Objective: Convert the lines of the entries below into a Markdown table with the columns "Row" and "Line", one row per line, numbered in order and skipping blank lines. Leave the pictures out of the table.

Exercise material:
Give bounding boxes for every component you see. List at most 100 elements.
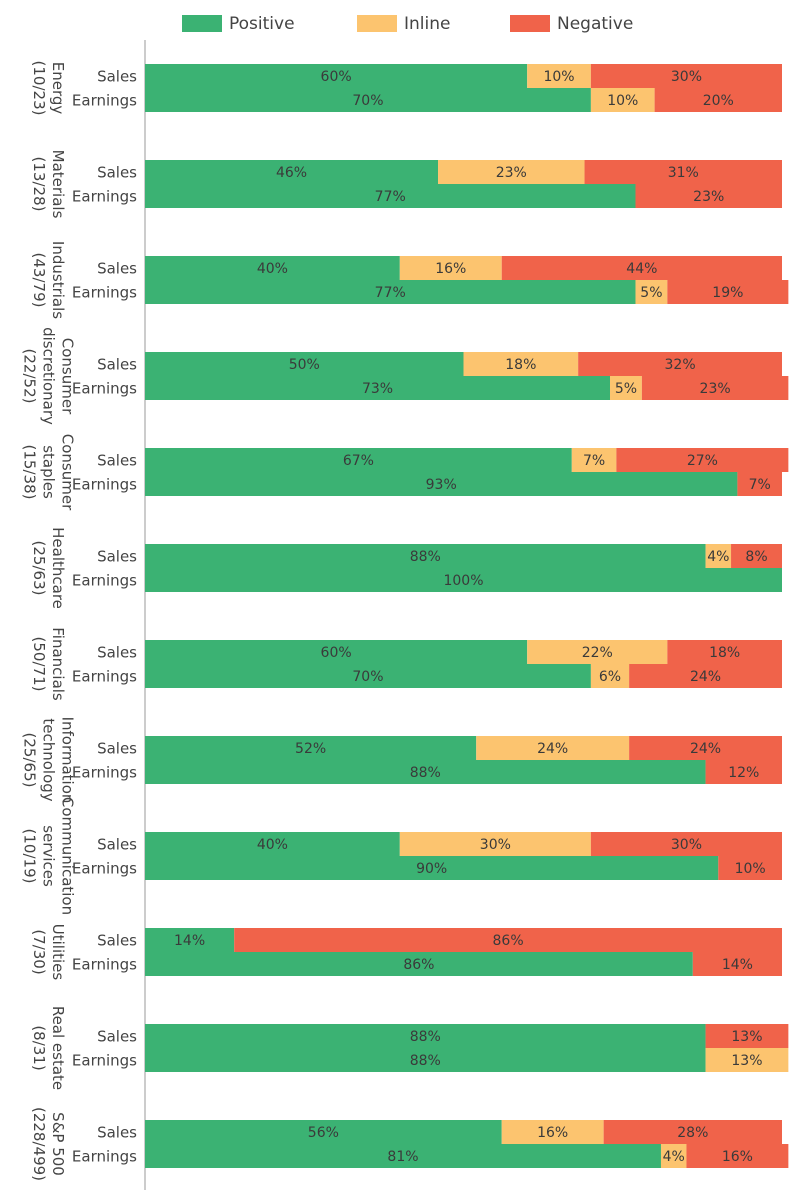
value-label: 24% [537,741,568,757]
bar-segment [667,280,789,304]
group-label: Utilities [49,924,67,981]
value-label: 10% [543,69,574,85]
group-label: Energy [49,62,67,115]
bar-segment [705,760,782,784]
bar-segment [145,352,464,376]
bar-segment [399,832,591,856]
bar-segment [145,664,591,688]
bar-segment [145,736,477,760]
value-label: 30% [480,837,511,853]
bar-segment [737,472,782,496]
value-label: 46% [276,165,307,181]
group-label: technology [40,718,58,801]
value-label: 60% [321,69,352,85]
bar-segment [463,352,579,376]
value-label: 5% [640,285,662,301]
bar-segment [705,1024,789,1048]
bar-segment [145,376,611,400]
group-label: (43/79) [30,253,48,308]
legend-label: Negative [557,14,633,34]
value-label: 28% [677,1125,708,1141]
bar-segment [641,376,789,400]
row-label: Earnings [72,1052,137,1070]
value-label: 86% [403,957,434,973]
row-label: Earnings [72,188,137,206]
bar-segment [145,1024,706,1048]
bar-segment [438,160,585,184]
bar-segment [686,1144,789,1168]
bar-segment [399,256,502,280]
bar-segment [145,1120,502,1144]
value-label: 16% [537,1125,568,1141]
value-label: 14% [174,933,205,949]
bar-segment [145,568,782,592]
value-label: 70% [352,93,383,109]
value-label: 23% [496,165,527,181]
value-label: 27% [687,453,718,469]
value-label: 13% [731,1053,762,1069]
bar-segment [501,256,782,280]
bar-segment [705,1048,789,1072]
group-label: (228/499) [30,1107,48,1181]
value-label: 88% [410,765,441,781]
value-label: 67% [343,453,374,469]
bar-segment [145,640,528,664]
group-label: discretionary [40,327,58,425]
value-label: 81% [387,1149,418,1165]
value-label: 88% [410,1053,441,1069]
value-label: 12% [728,765,759,781]
group-label: services [40,825,58,887]
bar-segment [145,64,528,88]
value-label: 18% [709,645,740,661]
bar-segment [145,1144,661,1168]
group-label: (15/38) [21,445,39,500]
row-label: Sales [97,356,137,374]
group-label: (50/71) [30,637,48,692]
value-label: 16% [435,261,466,277]
row-label: Earnings [72,1148,137,1166]
bar-segment [527,64,591,88]
row-label: Sales [97,1124,137,1142]
value-label: 70% [352,669,383,685]
bar-segment [590,88,655,112]
legend-label: Positive [229,14,295,34]
legend-swatch [182,15,222,32]
value-label: 40% [257,261,288,277]
bar-segment [476,736,630,760]
bar-segment [731,544,782,568]
group-label: Materials [49,150,67,219]
bar-segment [145,472,738,496]
value-label: 77% [375,189,406,205]
value-label: 93% [426,477,457,493]
group-label: S&P 500 [49,1112,67,1176]
group-label: Industrials [49,241,67,319]
value-label: 10% [735,861,766,877]
value-label: 30% [671,69,702,85]
bar-segment [584,160,782,184]
bar-segment [590,832,782,856]
row-label: Sales [97,932,137,950]
group-label: staples [40,445,58,499]
value-label: 22% [582,645,613,661]
group-label: Information [59,717,77,804]
row-label: Earnings [72,284,137,302]
value-label: 5% [615,381,637,397]
value-label: 14% [722,957,753,973]
row-label: Earnings [72,380,137,398]
value-label: 4% [707,549,729,565]
value-label: 32% [665,357,696,373]
value-label: 86% [493,933,524,949]
value-label: 23% [700,381,731,397]
bar-segment [145,832,400,856]
value-label: 24% [690,741,721,757]
value-label: 44% [626,261,657,277]
group-label: (10/19) [21,829,39,884]
bar-segment [718,856,782,880]
bar-segment [692,952,782,976]
value-label: 77% [375,285,406,301]
value-label: 40% [257,837,288,853]
bar-segment [234,928,782,952]
value-label: 13% [731,1029,762,1045]
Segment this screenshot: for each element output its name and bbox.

Finished task:
| Row | Line |
|---|---|
| 1 | Give bounding boxes for every component you see. List at most 100 elements. |
| 2 | value-label: 24% [537,741,568,757] |
| 3 | bar-segment [667,280,789,304] |
| 4 | group-label: Utilities [49,924,67,981] |
| 5 | value-label: 10% [543,69,574,85] |
| 6 | group-label: Energy [49,62,67,115] |
| 7 | bar-segment [705,760,782,784] |
| 8 | bar-segment [145,352,464,376] |
| 9 | bar-segment [399,832,591,856] |
| 10 | bar-segment [145,664,591,688] |
| 11 | bar-segment [145,736,477,760] |
| 12 | value-label: 30% [480,837,511,853] |
| 13 | bar-segment [737,472,782,496] |
| 14 | value-label: 46% [276,165,307,181] |
| 15 | group-label: technology [40,718,58,801] |
| 16 | value-label: 60% [321,69,352,85] |
| 17 | bar-segment [463,352,579,376] |
| 18 | value-label: 5% [640,285,662,301] |
| 19 | bar-segment [705,1024,789,1048] |
| 20 | bar-segment [145,376,611,400] |
| 21 | group-label: (43/79) [30,253,48,308] |
| 22 | legend-label: Negative [557,14,633,34] |
| 23 | value-label: 28% [677,1125,708,1141] |
| 24 | bar-segment [641,376,789,400] |
| 25 | row-label: Earnings [72,1052,137,1070] |
| 26 | value-label: 86% [403,957,434,973] |
| 27 | row-label: Earnings [72,188,137,206] |
| 28 | bar-segment [145,1024,706,1048] |
| 29 | bar-segment [438,160,585,184] |
| 30 | bar-segment [686,1144,789,1168] |
| 31 | bar-segment [399,256,502,280] |
| 32 | bar-segment [145,1120,502,1144] |
| 33 | value-label: 16% [537,1125,568,1141] |
| 34 | value-label: 14% [174,933,205,949] |
| 35 | bar-segment [145,568,782,592] |
| 36 | value-label: 70% [352,93,383,109] |
| 37 | value-label: 23% [496,165,527,181] |
| 38 | value-label: 27% [687,453,718,469] |
| 39 | value-label: 13% [731,1053,762,1069] |
| 40 | bar-segment [501,256,782,280] |
| 41 | bar-segment [705,1048,789,1072] |
| 42 | group-label: (228/499) [30,1107,48,1181] |
| 43 | value-label: 88% [410,765,441,781] |
| 44 | value-label: 67% [343,453,374,469] |
| 45 | bar-segment [145,640,528,664] |
| 46 | group-label: discretionary [40,327,58,425] |
| 47 | value-label: 81% [387,1149,418,1165] |
| 48 | value-label: 88% [410,1053,441,1069] |
| 49 | value-label: 12% [728,765,759,781] |
| 50 | group-label: services [40,825,58,887] |
| 51 | bar-segment [145,64,528,88] |
| 52 | value-label: 18% [709,645,740,661] |
| 53 | bar-segment [145,1144,661,1168] |
| 54 | group-label: (15/38) [21,445,39,500] |
| 55 | row-label: Sales [97,356,137,374] |
| 56 | group-label: (50/71) [30,637,48,692] |
| 57 | value-label: 16% [435,261,466,277] |
| 58 | row-label: Earnings [72,1148,137,1166] |
| 59 | bar-segment [527,64,591,88] |
| 60 | row-label: Sales [97,1124,137,1142] |
| 61 | value-label: 70% [352,669,383,685] |
| 62 | bar-segment [590,88,655,112] |
| 63 | legend-label: Positive [229,14,295,34] |
| 64 | legend-swatch [182,15,222,32] |
| 65 | value-label: 40% [257,261,288,277] |
| 66 | bar-segment [476,736,630,760] |
| 67 | bar-segment [731,544,782,568] |
| 68 | group-label: Materials [49,150,67,219] |
| 69 | bar-segment [145,472,738,496] |
| 70 | value-label: 77% [375,189,406,205] |
| 71 | value-label: 93% [426,477,457,493] |
| 72 | group-label: S&P 500 [49,1112,67,1176] |
| 73 | group-label: Industrials [49,241,67,319] |
| 74 | value-label: 10% [735,861,766,877] |
| 75 | value-label: 30% [671,69,702,85] |
| 76 | bar-segment [584,160,782,184] |
| 77 | bar-segment [590,832,782,856] |
| 78 | row-label: Sales [97,932,137,950] |
| 79 | group-label: staples [40,445,58,499] |
| 80 | value-label: 22% [582,645,613,661] |
| 81 | group-label: Information [59,717,77,804] |
| 82 | row-label: Earnings [72,284,137,302] |
| 83 | value-label: 5% [615,381,637,397] |
| 84 | value-label: 14% [722,957,753,973] |
| 85 | row-label: Earnings [72,380,137,398] |
| 86 | value-label: 4% [707,549,729,565] |
| 87 | value-label: 32% [665,357,696,373] |
| 88 | value-label: 86% [493,933,524,949] |
| 89 | value-label: 23% [700,381,731,397] |
| 90 | bar-segment [145,832,400,856] |
| 91 | value-label: 24% [690,741,721,757] |
| 92 | value-label: 44% [626,261,657,277] |
| 93 | group-label: (10/19) [21,829,39,884] |
| 94 | bar-segment [718,856,782,880] |
| 95 | bar-segment [692,952,782,976] |
| 96 | value-label: 77% [375,285,406,301] |
| 97 | value-label: 40% [257,837,288,853] |
| 98 | bar-segment [234,928,782,952] |
| 99 | value-label: 13% [731,1029,762,1045] |
| 100 | Segment this screenshot: for each element output its name and bbox. |